#### [What you will do]
Start at the top and transcribe every record through the final line exactly.

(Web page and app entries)
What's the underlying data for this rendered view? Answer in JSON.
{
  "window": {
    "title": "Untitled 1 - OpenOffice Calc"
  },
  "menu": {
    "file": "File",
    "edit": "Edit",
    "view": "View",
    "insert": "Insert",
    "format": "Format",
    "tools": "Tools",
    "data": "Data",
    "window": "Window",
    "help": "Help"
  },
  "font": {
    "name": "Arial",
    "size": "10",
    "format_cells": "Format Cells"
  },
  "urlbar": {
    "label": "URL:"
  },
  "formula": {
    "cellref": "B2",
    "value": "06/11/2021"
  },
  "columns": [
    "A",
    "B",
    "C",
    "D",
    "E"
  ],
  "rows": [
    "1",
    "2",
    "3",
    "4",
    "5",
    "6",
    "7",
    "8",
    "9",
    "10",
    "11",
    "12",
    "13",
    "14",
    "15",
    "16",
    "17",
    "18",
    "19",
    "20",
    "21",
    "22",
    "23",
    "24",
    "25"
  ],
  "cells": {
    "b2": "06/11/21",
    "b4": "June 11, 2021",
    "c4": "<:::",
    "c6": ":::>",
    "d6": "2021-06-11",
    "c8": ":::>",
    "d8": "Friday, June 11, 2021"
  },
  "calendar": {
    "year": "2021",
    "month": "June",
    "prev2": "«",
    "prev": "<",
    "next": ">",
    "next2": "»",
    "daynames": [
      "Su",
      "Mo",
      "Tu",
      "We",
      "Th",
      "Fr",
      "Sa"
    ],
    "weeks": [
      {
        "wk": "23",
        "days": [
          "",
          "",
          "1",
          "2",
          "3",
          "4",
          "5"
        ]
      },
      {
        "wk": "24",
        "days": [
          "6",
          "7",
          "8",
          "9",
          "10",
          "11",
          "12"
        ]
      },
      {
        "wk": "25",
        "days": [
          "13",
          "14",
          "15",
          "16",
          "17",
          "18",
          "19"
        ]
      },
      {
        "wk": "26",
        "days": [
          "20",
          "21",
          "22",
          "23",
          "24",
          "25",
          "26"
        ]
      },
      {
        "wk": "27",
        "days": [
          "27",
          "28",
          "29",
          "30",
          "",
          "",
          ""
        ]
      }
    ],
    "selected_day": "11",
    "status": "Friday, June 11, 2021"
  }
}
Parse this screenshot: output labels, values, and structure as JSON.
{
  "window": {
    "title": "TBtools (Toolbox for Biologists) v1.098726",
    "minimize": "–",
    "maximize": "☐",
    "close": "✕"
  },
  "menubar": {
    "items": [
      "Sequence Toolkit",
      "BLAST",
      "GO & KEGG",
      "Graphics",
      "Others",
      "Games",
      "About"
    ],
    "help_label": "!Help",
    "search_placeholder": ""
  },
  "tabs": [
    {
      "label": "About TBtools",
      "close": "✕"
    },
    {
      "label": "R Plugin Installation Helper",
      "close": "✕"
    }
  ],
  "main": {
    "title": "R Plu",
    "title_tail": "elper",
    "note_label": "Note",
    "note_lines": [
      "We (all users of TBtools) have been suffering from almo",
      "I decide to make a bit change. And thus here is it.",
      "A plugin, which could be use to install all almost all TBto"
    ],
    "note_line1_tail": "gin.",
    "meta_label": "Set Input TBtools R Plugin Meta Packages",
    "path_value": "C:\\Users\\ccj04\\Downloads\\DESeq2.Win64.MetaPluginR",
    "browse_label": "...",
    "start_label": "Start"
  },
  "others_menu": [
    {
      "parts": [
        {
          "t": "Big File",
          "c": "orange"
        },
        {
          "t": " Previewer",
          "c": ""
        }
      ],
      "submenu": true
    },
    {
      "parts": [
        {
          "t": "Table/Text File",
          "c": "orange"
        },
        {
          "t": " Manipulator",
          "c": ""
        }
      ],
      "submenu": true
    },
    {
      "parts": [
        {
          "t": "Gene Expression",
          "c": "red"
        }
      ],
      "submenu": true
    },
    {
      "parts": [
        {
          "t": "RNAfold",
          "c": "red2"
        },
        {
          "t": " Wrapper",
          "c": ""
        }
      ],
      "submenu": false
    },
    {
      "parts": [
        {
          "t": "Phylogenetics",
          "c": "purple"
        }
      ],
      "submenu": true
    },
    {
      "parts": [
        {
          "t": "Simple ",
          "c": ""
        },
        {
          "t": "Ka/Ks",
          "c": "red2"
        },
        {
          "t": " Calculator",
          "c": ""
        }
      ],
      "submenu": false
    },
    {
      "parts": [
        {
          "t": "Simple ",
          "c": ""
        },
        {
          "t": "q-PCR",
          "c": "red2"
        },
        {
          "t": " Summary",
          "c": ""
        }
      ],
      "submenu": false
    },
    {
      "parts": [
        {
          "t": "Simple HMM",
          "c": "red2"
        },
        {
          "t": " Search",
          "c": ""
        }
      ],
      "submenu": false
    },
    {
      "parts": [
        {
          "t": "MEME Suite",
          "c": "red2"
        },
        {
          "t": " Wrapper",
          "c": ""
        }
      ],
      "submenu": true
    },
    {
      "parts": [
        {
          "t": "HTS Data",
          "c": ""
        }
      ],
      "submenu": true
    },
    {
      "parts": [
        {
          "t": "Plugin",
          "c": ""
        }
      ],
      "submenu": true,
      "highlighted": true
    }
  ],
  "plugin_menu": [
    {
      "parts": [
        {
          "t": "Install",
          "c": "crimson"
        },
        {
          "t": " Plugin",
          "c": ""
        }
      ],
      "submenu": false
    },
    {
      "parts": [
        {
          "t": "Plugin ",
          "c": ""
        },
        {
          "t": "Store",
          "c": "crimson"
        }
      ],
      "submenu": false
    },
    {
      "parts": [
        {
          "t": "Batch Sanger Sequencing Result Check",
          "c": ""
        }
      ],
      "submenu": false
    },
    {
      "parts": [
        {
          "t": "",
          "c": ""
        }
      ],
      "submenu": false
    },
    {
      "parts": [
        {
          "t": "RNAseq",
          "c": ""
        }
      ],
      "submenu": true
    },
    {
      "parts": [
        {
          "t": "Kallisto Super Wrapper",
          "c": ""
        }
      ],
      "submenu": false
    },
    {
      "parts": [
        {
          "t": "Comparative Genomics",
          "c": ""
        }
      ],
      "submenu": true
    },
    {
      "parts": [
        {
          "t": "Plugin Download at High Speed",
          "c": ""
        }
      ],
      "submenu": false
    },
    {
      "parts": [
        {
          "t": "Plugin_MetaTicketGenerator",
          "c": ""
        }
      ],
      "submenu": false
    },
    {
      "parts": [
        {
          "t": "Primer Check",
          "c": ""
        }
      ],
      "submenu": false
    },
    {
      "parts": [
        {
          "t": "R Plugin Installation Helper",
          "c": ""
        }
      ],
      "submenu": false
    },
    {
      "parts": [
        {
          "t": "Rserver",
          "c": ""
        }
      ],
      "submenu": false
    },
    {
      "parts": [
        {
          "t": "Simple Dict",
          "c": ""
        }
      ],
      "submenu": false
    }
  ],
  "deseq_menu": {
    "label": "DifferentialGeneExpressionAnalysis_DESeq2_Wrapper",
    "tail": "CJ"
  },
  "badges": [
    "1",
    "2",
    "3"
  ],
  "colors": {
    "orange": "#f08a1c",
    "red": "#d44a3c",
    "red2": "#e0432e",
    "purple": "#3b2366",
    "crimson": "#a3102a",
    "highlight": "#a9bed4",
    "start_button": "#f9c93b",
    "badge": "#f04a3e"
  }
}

#### [Exercise solution]
What's the underlying data for this rendered view? Answer in JSON.
{
  "window": {
    "title": "Untitled 1 - OpenOffice Calc"
  },
  "menu": {
    "file": "File",
    "edit": "Edit",
    "view": "View",
    "insert": "Insert",
    "format": "Format",
    "tools": "Tools",
    "data": "Data",
    "window": "Window",
    "help": "Help"
  },
  "font": {
    "name": "Arial",
    "size": "10",
    "format_cells": "Format Cells"
  },
  "urlbar": {
    "label": "URL:"
  },
  "formula": {
    "cellref": "B2",
    "value": "06/11/2021"
  },
  "columns": [
    "A",
    "B",
    "C",
    "D",
    "E"
  ],
  "rows": [
    "1",
    "2",
    "3",
    "4",
    "5",
    "6",
    "7",
    "8",
    "9",
    "10",
    "11",
    "12",
    "13",
    "14",
    "15",
    "16",
    "17",
    "18",
    "19",
    "20",
    "21",
    "22",
    "23",
    "24",
    "25"
  ],
  "cells": {
    "b2": "06/11/21",
    "b4": "June 11, 2021",
    "c4": "<:::",
    "c6": ":::>",
    "d6": "2021-06-11",
    "c8": ":::>",
    "d8": "Friday, June 11, 2021"
  },
  "calendar": {
    "year": "2021",
    "month": "June",
    "prev2": "«",
    "prev": "<",
    "next": ">",
    "next2": "»",
    "daynames": [
      "Su",
      "Mo",
      "Tu",
      "We",
      "Th",
      "Fr",
      "Sa"
    ],
    "weeks": [
      {
        "wk": "23",
        "days": [
          "",
          "",
          "1",
          "2",
          "3",
          "4",
          "5"
        ]
      },
      {
        "wk": "24",
        "days": [
          "6",
          "7",
          "8",
          "9",
          "10",
          "11",
          "12"
        ]
      },
      {
        "wk": "25",
        "days": [
          "13",
          "14",
          "15",
          "16",
          "17",
          "18",
          "19"
        ]
      },
      {
        "wk": "26",
        "days": [
          "20",
          "21",
          "22",
          "23",
          "24",
          "25",
          "26"
        ]
      },
      {
        "wk": "27",
        "days": [
          "27",
          "28",
          "29",
          "30",
          "",
          "",
          ""
        ]
      }
    ],
    "selected_day": "11",
    "status": "Friday, June 11, 2021"
  }
}
Parse this screenshot: output labels, values, and structure as JSON.
{
  "window": {
    "title": "TBtools (Toolbox for Biologists) v1.098726",
    "minimize": "–",
    "maximize": "☐",
    "close": "✕"
  },
  "menubar": {
    "items": [
      "Sequence Toolkit",
      "BLAST",
      "GO & KEGG",
      "Graphics",
      "Others",
      "Games",
      "About"
    ],
    "help_label": "!Help",
    "search_placeholder": ""
  },
  "tabs": [
    {
      "label": "About TBtools",
      "close": "✕"
    },
    {
      "label": "R Plugin Installation Helper",
      "close": "✕"
    }
  ],
  "main": {
    "title": "R Plu",
    "title_tail": "elper",
    "note_label": "Note",
    "note_lines": [
      "We (all users of TBtools) have been suffering from almo",
      "I decide to make a bit change. And thus here is it.",
      "A plugin, which could be use to install all almost all TBto"
    ],
    "note_line1_tail": "gin.",
    "meta_label": "Set Input TBtools R Plugin Meta Packages",
    "path_value": "C:\\Users\\ccj04\\Downloads\\DESeq2.Win64.MetaPluginR",
    "browse_label": "...",
    "start_label": "Start"
  },
  "others_menu": [
    {
      "parts": [
        {
          "t": "Big File",
          "c": "orange"
        },
        {
          "t": " Previewer",
          "c": ""
        }
      ],
      "submenu": true
    },
    {
      "parts": [
        {
          "t": "Table/Text File",
          "c": "orange"
        },
        {
          "t": " Manipulator",
          "c": ""
        }
      ],
      "submenu": true
    },
    {
      "parts": [
        {
          "t": "Gene Expression",
          "c": "red"
        }
      ],
      "submenu": true
    },
    {
      "parts": [
        {
          "t": "RNAfold",
          "c": "red2"
        },
        {
          "t": " Wrapper",
          "c": ""
        }
      ],
      "submenu": false
    },
    {
      "parts": [
        {
          "t": "Phylogenetics",
          "c": "purple"
        }
      ],
      "submenu": true
    },
    {
      "parts": [
        {
          "t": "Simple ",
          "c": ""
        },
        {
          "t": "Ka/Ks",
          "c": "red2"
        },
        {
          "t": " Calculator",
          "c": ""
        }
      ],
      "submenu": false
    },
    {
      "parts": [
        {
          "t": "Simple ",
          "c": ""
        },
        {
          "t": "q-PCR",
          "c": "red2"
        },
        {
          "t": " Summary",
          "c": ""
        }
      ],
      "submenu": false
    },
    {
      "parts": [
        {
          "t": "Simple HMM",
          "c": "red2"
        },
        {
          "t": " Search",
          "c": ""
        }
      ],
      "submenu": false
    },
    {
      "parts": [
        {
          "t": "MEME Suite",
          "c": "red2"
        },
        {
          "t": " Wrapper",
          "c": ""
        }
      ],
      "submenu": true
    },
    {
      "parts": [
        {
          "t": "HTS Data",
          "c": ""
        }
      ],
      "submenu": true
    },
    {
      "parts": [
        {
          "t": "Plugin",
          "c": ""
        }
      ],
      "submenu": true,
      "highlighted": true
    }
  ],
  "plugin_menu": [
    {
      "parts": [
        {
          "t": "Install",
          "c": "crimson"
        },
        {
          "t": " Plugin",
          "c": ""
        }
      ],
      "submenu": false
    },
    {
      "parts": [
        {
          "t": "Plugin ",
          "c": ""
        },
        {
          "t": "Store",
          "c": "crimson"
        }
      ],
      "submenu": false
    },
    {
      "parts": [
        {
          "t": "Batch Sanger Sequencing Result Check",
          "c": ""
        }
      ],
      "submenu": false
    },
    {
      "parts": [
        {
          "t": "",
          "c": ""
        }
      ],
      "submenu": false
    },
    {
      "parts": [
        {
          "t": "RNAseq",
          "c": ""
        }
      ],
      "submenu": true
    },
    {
      "parts": [
        {
          "t": "Kallisto Super Wrapper",
          "c": ""
        }
      ],
      "submenu": false
    },
    {
      "parts": [
        {
          "t": "Comparative Genomics",
          "c": ""
        }
      ],
      "submenu": true
    },
    {
      "parts": [
        {
          "t": "Plugin Download at High Speed",
          "c": ""
        }
      ],
      "submenu": false
    },
    {
      "parts": [
        {
          "t": "Plugin_MetaTicketGenerator",
          "c": ""
        }
      ],
      "submenu": false
    },
    {
      "parts": [
        {
          "t": "Primer Check",
          "c": ""
        }
      ],
      "submenu": false
    },
    {
      "parts": [
        {
          "t": "R Plugin Installation Helper",
          "c": ""
        }
      ],
      "submenu": false
    },
    {
      "parts": [
        {
          "t": "Rserver",
          "c": ""
        }
      ],
      "submenu": false
    },
    {
      "parts": [
        {
          "t": "Simple Dict",
          "c": ""
        }
      ],
      "submenu": false
    }
  ],
  "deseq_menu": {
    "label": "DifferentialGeneExpressionAnalysis_DESeq2_Wrapper",
    "tail": "CJ"
  },
  "badges": [
    "1",
    "2",
    "3"
  ],
  "colors": {
    "orange": "#f08a1c",
    "red": "#d44a3c",
    "red2": "#e0432e",
    "purple": "#3b2366",
    "crimson": "#a3102a",
    "highlight": "#a9bed4",
    "start_button": "#f9c93b",
    "badge": "#f04a3e"
  }
}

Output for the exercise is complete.